» Task requirements: Filter the data for lines with the word "JSON", then copy every line so identified.

» Raw data:
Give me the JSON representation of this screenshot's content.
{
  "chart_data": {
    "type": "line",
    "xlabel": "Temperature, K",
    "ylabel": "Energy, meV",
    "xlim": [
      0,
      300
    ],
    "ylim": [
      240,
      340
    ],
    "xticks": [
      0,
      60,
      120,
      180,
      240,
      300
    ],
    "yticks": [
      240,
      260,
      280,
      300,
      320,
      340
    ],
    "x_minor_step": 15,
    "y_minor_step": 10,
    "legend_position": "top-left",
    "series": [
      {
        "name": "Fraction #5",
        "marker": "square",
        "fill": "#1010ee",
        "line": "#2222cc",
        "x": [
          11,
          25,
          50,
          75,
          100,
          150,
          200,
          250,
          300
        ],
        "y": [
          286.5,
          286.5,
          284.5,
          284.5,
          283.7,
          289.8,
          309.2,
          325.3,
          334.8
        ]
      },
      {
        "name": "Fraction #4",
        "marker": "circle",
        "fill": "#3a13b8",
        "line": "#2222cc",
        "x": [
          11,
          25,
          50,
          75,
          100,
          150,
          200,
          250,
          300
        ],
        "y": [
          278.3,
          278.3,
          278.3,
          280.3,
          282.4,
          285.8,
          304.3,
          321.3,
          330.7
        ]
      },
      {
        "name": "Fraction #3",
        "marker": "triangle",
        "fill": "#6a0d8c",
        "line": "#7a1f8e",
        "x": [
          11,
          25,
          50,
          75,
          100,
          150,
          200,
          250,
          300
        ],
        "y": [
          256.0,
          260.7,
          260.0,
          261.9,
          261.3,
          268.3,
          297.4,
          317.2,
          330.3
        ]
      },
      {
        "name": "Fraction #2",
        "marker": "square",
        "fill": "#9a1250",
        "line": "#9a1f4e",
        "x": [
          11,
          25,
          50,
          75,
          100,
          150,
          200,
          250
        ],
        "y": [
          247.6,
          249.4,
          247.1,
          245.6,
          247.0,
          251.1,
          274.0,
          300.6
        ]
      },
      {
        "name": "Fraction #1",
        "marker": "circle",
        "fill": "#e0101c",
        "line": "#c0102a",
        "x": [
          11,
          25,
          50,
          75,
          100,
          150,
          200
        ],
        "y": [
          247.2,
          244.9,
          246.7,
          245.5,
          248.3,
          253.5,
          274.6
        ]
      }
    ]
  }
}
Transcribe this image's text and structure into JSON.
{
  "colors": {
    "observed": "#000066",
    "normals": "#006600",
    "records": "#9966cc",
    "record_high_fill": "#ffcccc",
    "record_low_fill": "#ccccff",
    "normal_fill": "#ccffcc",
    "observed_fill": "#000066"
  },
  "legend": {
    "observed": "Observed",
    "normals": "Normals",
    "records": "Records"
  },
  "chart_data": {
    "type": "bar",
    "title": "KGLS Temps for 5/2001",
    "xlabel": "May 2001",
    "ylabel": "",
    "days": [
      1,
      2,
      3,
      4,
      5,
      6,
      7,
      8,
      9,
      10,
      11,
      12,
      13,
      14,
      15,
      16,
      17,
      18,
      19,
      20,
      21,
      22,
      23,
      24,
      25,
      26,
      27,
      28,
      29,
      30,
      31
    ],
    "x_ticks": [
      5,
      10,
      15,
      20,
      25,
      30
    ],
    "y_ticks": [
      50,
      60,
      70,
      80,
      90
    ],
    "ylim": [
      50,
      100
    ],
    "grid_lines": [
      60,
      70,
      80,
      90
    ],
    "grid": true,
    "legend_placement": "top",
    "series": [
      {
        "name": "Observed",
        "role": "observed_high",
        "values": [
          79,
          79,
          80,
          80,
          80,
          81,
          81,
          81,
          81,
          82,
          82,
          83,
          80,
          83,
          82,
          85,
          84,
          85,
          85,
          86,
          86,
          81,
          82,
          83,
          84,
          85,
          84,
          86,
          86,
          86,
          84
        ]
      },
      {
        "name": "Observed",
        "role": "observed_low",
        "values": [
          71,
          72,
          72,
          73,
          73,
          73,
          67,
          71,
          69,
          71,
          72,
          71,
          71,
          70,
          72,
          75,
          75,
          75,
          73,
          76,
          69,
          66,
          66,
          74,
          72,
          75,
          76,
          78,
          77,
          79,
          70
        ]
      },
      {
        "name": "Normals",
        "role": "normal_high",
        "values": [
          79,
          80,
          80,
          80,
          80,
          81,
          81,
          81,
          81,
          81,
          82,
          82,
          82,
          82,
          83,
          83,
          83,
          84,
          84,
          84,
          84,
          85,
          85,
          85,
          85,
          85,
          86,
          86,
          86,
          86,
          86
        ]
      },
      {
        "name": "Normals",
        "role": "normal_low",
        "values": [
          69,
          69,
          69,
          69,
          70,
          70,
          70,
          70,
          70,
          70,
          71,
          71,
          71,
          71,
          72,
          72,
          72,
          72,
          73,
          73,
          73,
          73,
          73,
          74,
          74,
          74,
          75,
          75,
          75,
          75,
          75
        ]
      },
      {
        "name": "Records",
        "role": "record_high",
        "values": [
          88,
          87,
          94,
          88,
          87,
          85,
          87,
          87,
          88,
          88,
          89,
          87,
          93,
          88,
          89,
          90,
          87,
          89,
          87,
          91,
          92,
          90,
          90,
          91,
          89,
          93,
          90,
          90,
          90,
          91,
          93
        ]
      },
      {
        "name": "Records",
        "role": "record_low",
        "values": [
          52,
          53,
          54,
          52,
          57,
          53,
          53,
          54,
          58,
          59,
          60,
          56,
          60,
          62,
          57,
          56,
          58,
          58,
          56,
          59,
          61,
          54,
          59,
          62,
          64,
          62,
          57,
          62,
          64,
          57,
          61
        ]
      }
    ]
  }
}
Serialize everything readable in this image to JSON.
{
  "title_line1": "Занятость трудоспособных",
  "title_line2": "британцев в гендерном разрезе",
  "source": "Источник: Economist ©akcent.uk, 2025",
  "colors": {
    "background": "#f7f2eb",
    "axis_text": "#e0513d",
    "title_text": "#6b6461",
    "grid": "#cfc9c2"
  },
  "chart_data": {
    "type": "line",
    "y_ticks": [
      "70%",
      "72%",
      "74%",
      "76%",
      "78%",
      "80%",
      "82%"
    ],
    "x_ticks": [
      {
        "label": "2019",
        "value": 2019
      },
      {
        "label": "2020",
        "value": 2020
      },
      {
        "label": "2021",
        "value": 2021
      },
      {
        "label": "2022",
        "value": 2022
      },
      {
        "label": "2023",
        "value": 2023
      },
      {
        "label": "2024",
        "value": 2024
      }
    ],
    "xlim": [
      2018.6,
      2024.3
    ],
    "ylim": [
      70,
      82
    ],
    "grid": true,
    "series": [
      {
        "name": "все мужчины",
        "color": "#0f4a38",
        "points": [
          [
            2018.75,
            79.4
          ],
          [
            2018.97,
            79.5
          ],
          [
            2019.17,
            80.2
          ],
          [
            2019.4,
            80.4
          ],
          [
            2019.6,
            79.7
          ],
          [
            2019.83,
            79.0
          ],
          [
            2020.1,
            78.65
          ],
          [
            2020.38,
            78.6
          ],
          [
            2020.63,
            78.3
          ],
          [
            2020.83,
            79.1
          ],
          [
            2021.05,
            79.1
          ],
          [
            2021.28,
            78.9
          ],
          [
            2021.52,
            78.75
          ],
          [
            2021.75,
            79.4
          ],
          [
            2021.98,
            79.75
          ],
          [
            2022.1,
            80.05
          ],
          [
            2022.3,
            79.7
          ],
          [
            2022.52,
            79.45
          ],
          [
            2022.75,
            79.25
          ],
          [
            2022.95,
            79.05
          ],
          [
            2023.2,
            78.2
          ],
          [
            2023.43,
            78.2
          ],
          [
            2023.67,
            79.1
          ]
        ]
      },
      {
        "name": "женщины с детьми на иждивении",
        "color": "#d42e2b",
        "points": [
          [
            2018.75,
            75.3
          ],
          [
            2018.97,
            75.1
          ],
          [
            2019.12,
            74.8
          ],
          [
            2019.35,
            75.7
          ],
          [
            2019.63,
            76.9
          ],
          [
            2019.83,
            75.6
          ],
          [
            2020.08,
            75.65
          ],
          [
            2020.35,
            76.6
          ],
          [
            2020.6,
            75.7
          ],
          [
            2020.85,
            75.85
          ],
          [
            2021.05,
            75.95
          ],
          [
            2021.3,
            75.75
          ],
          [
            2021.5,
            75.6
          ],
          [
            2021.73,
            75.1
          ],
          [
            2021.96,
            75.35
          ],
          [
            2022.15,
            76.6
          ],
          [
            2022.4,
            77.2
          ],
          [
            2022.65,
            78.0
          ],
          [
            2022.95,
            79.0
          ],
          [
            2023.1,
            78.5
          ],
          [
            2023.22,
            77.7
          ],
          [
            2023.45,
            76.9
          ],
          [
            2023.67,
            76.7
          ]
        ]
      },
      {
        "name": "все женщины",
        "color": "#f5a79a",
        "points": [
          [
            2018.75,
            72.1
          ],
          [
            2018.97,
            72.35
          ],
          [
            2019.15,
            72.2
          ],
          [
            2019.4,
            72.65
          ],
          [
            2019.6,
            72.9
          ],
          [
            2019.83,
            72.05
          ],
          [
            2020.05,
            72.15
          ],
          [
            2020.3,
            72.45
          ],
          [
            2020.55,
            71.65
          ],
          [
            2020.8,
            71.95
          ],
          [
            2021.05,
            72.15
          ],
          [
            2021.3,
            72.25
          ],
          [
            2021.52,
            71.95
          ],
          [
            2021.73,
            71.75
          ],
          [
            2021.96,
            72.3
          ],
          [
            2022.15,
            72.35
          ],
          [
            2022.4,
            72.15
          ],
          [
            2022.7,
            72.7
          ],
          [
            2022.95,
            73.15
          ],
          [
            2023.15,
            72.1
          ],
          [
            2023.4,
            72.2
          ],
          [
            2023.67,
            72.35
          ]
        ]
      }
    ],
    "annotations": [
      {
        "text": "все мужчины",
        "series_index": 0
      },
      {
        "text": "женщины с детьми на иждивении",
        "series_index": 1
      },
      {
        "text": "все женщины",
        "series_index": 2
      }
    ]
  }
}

» Finished answer:
Give me the JSON representation of this screenshot's content.
Transcribe this image's text and structure into JSON.
Serialize everything readable in this image to JSON.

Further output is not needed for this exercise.